### Written problem
Put everything in the listing from the line containing "What elements are" down to the line containing "message-counter: Meldung 2/2" into a JSON list of strings, one string per line, leaving out blank lines and the picture.

### Information provided
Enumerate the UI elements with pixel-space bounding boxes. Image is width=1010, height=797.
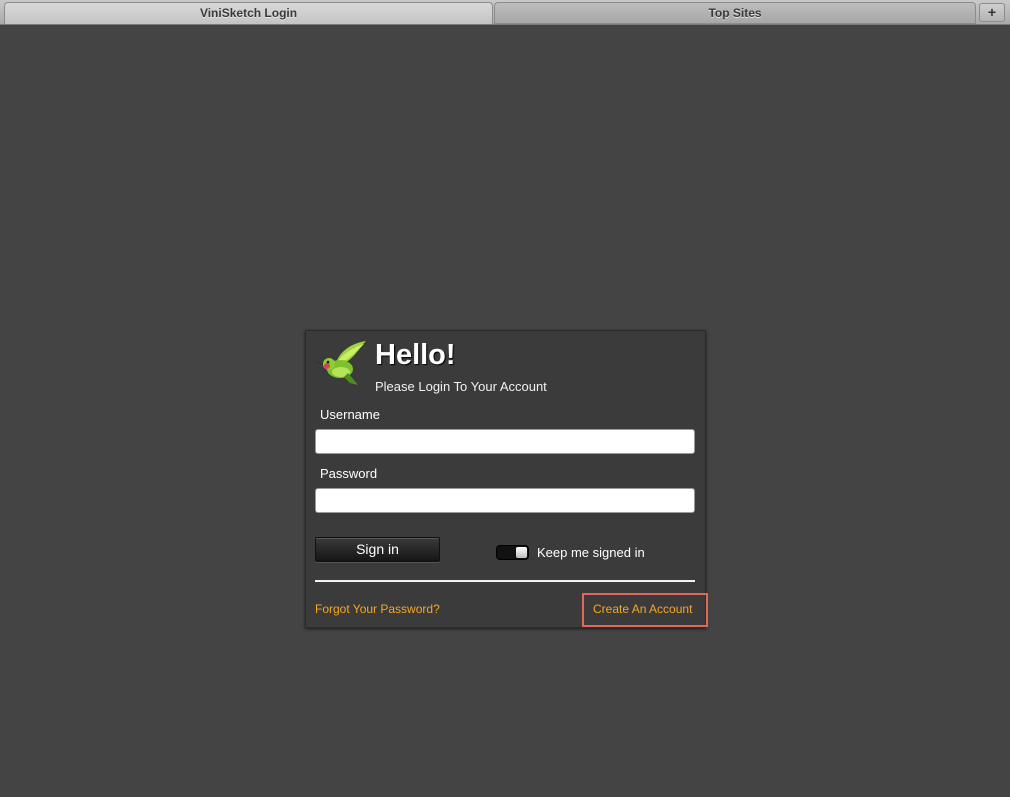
==
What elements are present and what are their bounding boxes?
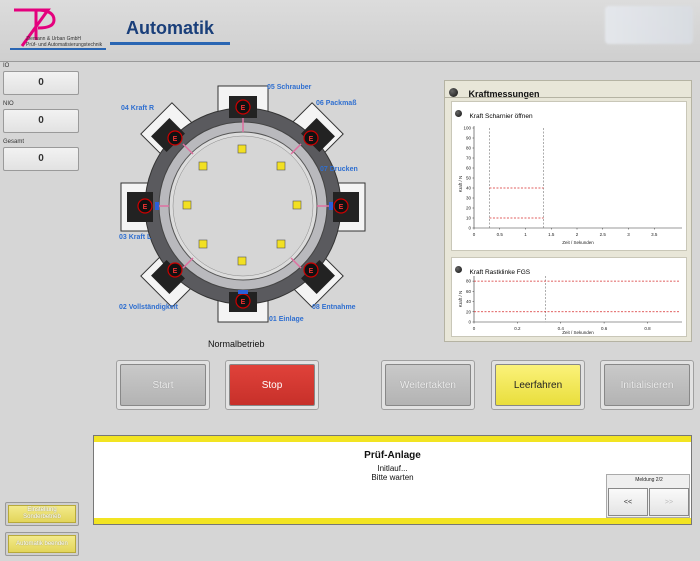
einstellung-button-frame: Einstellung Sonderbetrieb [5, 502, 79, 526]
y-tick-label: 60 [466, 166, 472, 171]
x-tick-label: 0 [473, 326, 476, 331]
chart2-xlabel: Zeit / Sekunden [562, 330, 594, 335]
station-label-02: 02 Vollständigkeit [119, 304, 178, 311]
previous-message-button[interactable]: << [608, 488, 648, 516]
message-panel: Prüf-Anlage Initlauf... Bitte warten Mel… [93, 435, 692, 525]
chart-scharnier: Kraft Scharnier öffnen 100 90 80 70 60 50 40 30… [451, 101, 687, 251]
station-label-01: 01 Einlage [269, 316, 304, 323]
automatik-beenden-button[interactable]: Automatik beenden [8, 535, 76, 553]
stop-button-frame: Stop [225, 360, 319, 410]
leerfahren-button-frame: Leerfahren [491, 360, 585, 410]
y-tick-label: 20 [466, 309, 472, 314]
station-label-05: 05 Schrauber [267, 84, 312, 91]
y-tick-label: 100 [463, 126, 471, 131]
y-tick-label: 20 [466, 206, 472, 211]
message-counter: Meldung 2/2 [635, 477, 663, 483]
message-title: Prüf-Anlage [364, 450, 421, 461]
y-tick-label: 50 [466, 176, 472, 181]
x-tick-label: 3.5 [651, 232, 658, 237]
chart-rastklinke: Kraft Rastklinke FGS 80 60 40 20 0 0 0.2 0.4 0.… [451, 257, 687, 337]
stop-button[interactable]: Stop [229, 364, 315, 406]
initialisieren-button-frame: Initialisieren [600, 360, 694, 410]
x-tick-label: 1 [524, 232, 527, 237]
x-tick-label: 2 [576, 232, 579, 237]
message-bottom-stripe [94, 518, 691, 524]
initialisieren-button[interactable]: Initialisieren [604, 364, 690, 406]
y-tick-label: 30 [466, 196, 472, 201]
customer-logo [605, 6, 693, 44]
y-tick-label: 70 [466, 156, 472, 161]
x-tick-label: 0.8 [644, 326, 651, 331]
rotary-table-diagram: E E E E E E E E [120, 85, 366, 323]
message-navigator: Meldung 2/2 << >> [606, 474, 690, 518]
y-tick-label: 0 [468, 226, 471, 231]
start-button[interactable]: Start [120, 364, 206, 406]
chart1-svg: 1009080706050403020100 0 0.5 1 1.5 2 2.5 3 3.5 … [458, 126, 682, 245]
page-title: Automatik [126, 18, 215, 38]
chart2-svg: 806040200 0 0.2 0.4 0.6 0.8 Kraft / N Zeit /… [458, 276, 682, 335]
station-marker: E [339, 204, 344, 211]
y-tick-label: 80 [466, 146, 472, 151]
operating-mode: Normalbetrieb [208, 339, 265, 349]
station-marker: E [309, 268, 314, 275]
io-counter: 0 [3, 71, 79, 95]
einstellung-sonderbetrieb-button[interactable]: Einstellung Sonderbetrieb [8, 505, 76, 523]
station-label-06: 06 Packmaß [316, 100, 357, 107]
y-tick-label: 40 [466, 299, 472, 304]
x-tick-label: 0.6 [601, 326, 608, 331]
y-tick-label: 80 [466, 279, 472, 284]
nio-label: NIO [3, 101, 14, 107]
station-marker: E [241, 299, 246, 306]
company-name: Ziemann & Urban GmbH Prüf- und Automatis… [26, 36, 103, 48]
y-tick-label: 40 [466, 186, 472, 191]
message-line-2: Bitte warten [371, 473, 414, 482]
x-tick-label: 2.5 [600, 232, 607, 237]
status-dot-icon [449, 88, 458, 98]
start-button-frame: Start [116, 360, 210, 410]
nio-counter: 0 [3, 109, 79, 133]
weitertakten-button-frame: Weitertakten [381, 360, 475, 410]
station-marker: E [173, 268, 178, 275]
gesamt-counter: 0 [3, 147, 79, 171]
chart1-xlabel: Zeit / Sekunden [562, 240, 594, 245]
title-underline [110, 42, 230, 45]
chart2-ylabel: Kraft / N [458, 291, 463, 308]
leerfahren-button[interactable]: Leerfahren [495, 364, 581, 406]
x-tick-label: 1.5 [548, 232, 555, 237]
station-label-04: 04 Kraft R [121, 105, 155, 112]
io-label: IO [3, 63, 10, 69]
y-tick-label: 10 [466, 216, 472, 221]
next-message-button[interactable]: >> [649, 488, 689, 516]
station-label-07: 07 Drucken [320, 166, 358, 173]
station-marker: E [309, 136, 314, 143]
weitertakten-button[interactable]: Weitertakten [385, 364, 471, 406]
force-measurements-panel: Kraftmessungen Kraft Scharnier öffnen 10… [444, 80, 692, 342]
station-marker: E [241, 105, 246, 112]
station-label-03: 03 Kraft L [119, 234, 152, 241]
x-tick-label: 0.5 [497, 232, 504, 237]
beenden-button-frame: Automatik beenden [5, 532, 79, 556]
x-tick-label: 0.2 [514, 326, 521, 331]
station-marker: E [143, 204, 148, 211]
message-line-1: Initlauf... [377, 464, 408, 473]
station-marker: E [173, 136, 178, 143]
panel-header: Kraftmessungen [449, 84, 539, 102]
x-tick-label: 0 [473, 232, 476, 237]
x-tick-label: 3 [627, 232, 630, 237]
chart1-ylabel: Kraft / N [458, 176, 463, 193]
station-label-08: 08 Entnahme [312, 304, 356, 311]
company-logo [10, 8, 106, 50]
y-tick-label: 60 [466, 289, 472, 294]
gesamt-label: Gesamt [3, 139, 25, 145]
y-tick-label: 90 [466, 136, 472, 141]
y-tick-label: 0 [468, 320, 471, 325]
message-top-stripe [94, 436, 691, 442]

### Result
[
  "What elements are present and what are their bounding boxes?",
  "einstellung-button-frame: Einstellung Sonderbetrieb [5, 502, 79, 526]",
  "y-tick-label: 60 [466, 166, 472, 171]",
  "x-tick-label: 0 [473, 326, 476, 331]",
  "chart2-xlabel: Zeit / Sekunden [562, 330, 594, 335]",
  "station-label-02: 02 Vollständigkeit [119, 304, 178, 311]",
  "previous-message-button[interactable]: << [608, 488, 648, 516]",
  "message-panel: Prüf-Anlage Initlauf... Bitte warten Mel… [93, 435, 692, 525]",
  "chart-scharnier: Kraft Scharnier öffnen 100 90 80 70 60 50 40 30… [451, 101, 687, 251]",
  "station-label-01: 01 Einlage [269, 316, 304, 323]",
  "automatik-beenden-button[interactable]: Automatik beenden [8, 535, 76, 553]",
  "stop-button-frame: Stop [225, 360, 319, 410]",
  "leerfahren-button-frame: Leerfahren [491, 360, 585, 410]",
  "y-tick-label: 20 [466, 309, 472, 314]",
  "station-label-05: 05 Schrauber [267, 84, 312, 91]",
  "y-tick-label: 100 [463, 126, 471, 131]",
  "y-tick-label: 20 [466, 206, 472, 211]",
  "message-counter: Meldung 2/2 [635, 477, 663, 483]"
]